Aim → Within the records that follow, find every line containing the string "Indah". Copy those lines.

Collected data entries
▶

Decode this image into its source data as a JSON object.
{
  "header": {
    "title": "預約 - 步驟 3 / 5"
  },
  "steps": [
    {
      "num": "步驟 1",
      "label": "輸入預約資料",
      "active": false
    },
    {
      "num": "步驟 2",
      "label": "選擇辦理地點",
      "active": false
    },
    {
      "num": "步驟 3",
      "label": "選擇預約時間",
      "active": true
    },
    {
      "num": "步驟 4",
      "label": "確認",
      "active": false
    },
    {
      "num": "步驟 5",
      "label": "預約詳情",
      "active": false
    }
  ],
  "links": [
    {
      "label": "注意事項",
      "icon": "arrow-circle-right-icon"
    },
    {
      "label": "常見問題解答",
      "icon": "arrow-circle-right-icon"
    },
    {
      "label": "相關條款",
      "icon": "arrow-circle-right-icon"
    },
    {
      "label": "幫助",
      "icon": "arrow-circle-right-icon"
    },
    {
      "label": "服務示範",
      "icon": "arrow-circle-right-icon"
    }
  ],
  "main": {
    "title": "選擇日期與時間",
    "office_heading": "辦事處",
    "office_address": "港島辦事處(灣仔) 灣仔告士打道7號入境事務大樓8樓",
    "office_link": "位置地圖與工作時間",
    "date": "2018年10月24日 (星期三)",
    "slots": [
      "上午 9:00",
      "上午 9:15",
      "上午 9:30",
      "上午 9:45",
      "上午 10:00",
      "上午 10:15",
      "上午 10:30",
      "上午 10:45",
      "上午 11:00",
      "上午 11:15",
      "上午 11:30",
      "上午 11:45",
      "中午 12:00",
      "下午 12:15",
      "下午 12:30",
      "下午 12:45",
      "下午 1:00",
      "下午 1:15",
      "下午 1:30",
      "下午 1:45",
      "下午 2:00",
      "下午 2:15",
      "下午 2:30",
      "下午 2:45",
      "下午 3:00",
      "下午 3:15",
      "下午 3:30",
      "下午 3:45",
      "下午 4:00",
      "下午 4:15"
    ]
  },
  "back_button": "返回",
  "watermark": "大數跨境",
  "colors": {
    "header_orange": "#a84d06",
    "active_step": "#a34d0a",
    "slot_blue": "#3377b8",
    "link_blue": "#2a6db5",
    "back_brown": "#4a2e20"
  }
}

◀
▶

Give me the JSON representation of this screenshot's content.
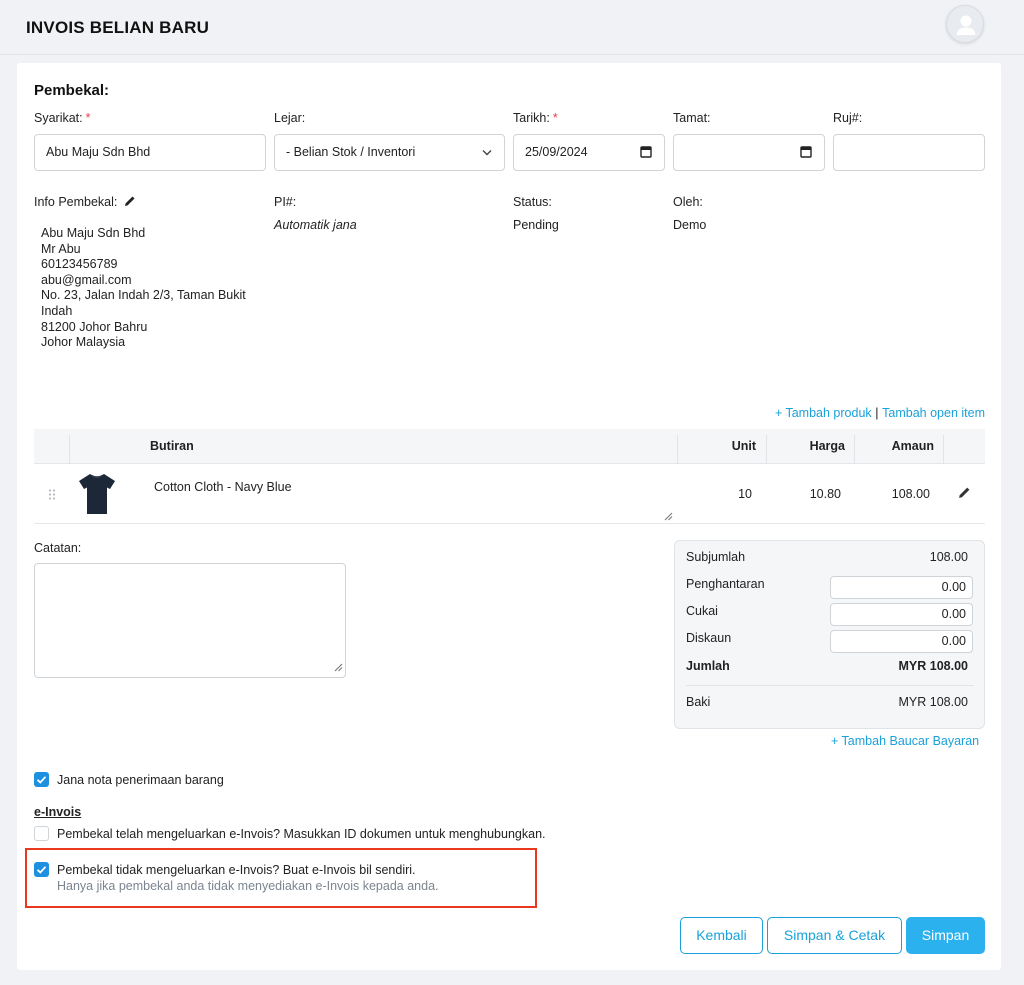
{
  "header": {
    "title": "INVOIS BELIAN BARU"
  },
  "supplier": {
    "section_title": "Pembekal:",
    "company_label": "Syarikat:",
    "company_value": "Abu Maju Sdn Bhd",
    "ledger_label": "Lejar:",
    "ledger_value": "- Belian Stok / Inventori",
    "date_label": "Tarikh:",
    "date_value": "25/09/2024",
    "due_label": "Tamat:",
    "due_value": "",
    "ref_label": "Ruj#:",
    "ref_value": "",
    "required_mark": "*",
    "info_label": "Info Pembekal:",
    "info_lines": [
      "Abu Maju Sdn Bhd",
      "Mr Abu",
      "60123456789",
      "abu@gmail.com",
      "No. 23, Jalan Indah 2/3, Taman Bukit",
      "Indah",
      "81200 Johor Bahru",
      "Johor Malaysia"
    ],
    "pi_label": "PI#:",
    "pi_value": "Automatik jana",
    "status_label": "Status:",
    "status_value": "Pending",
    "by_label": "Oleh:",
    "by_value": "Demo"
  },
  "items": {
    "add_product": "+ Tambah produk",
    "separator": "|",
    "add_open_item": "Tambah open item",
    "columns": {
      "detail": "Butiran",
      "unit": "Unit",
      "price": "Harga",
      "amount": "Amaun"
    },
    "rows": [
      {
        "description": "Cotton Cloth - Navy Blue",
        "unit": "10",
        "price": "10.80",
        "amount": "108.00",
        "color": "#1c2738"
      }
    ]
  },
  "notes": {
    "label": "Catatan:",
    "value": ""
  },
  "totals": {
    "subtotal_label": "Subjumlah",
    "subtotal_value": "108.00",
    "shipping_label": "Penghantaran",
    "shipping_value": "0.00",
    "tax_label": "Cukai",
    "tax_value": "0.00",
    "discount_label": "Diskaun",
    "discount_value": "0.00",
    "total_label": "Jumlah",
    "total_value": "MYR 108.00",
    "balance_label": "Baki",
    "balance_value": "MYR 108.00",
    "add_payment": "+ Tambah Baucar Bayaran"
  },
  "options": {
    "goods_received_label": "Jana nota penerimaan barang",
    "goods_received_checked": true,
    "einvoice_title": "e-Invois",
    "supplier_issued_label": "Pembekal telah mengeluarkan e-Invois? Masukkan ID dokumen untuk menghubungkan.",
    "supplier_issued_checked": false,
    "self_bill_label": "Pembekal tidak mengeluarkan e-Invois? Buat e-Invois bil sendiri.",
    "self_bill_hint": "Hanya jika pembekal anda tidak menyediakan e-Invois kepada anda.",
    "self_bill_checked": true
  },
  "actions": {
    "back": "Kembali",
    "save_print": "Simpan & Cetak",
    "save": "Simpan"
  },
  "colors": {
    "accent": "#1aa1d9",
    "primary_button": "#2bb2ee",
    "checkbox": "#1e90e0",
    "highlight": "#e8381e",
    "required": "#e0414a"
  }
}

◀

Response to the task →
      "No. 23, Jalan Indah 2/3, Taman Bukit",
      "Indah",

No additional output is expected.